▸ **WRITTEN REQUEST**: Note each line where "Larson" appears, and copy it.

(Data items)
========
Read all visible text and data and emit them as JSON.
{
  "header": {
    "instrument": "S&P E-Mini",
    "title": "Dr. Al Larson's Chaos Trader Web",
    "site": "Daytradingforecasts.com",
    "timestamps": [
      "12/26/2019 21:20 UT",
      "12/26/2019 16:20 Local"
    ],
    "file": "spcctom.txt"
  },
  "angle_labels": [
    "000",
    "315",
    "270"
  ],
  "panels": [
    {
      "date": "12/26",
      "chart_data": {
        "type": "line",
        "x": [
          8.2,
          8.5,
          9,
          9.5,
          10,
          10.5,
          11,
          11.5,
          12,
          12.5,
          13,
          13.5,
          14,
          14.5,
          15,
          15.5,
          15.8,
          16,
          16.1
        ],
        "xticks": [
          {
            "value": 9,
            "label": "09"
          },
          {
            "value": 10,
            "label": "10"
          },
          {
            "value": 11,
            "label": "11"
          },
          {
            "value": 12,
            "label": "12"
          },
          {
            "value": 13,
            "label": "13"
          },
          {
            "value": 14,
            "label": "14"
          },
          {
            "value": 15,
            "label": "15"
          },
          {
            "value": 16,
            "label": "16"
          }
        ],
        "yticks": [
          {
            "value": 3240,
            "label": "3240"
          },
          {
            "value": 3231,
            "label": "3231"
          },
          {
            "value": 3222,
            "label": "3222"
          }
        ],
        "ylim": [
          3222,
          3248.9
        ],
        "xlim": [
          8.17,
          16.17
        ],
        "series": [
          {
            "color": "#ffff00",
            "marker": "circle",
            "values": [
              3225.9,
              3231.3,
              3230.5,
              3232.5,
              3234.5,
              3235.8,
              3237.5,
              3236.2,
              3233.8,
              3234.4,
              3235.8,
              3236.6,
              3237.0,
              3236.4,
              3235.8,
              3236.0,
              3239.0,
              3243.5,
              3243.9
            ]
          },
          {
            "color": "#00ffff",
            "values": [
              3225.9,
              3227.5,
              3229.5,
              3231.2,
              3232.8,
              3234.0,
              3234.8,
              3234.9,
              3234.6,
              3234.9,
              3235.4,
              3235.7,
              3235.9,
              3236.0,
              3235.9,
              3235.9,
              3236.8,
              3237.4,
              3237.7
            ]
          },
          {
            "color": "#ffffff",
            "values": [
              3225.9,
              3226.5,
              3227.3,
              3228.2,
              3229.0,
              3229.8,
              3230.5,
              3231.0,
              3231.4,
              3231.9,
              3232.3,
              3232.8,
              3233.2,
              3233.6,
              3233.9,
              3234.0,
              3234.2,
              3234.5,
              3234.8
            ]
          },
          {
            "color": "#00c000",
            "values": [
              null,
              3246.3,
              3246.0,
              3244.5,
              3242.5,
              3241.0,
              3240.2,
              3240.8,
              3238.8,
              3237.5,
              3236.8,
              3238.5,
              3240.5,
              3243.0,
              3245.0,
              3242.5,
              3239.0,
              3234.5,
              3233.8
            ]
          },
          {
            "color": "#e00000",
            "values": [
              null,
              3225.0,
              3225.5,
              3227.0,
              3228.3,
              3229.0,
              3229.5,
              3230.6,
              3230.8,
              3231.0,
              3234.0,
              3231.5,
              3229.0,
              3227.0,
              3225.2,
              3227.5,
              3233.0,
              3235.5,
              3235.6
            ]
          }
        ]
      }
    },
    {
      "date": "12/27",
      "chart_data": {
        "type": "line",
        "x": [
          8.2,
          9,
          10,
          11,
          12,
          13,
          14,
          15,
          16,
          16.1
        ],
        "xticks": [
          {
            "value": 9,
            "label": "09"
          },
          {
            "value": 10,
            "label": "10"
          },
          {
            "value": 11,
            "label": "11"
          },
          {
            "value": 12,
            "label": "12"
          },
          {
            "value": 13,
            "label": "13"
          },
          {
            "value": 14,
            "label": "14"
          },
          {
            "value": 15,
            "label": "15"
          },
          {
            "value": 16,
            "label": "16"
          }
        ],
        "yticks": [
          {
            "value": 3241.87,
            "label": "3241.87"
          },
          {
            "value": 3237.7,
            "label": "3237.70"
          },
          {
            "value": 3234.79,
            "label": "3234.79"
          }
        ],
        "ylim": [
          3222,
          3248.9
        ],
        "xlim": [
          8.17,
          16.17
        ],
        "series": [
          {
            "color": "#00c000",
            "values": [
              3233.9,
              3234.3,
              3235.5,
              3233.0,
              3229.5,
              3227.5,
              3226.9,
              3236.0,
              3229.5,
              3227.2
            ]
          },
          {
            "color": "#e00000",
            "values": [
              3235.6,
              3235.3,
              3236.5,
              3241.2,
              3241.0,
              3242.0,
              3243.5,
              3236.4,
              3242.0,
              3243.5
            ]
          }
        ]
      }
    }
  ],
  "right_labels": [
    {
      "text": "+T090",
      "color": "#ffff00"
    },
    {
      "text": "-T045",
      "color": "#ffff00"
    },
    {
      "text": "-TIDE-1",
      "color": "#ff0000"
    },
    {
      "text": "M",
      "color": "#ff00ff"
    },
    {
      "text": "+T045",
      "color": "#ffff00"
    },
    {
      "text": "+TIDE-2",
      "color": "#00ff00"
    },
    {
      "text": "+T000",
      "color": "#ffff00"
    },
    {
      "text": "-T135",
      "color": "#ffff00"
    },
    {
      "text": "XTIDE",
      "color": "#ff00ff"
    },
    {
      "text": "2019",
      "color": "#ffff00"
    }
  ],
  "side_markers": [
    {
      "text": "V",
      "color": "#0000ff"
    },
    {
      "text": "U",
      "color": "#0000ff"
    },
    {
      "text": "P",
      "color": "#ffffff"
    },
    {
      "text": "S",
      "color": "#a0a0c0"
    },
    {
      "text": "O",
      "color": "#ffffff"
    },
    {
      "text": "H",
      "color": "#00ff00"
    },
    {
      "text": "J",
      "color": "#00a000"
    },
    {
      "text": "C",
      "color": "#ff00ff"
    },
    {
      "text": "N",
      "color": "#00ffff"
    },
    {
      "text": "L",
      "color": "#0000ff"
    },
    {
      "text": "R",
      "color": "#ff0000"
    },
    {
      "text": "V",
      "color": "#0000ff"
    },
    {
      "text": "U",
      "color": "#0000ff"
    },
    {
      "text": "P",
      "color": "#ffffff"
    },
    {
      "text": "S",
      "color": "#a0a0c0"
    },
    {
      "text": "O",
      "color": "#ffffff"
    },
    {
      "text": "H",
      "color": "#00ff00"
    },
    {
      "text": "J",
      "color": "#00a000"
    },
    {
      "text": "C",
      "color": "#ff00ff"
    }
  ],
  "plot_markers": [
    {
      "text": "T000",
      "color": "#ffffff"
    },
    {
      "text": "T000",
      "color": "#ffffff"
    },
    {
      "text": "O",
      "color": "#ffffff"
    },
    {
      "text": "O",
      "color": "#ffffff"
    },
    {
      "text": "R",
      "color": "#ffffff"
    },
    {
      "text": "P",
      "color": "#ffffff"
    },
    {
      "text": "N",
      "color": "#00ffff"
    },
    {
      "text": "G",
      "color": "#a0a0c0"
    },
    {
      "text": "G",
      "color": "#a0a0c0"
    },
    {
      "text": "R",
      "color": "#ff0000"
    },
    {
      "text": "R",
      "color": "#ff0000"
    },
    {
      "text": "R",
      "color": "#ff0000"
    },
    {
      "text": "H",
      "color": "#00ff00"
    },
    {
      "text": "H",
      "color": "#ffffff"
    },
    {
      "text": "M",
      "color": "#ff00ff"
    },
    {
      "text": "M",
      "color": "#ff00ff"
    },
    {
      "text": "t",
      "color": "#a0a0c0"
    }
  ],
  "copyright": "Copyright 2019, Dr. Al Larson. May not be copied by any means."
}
========
▸ **EXPECTED ANSWER**:
    "title": "Dr. Al Larson's Chaos Trader Web",
  "copyright": "Copyright 2019, Dr. Al Larson. May not be copied by any means."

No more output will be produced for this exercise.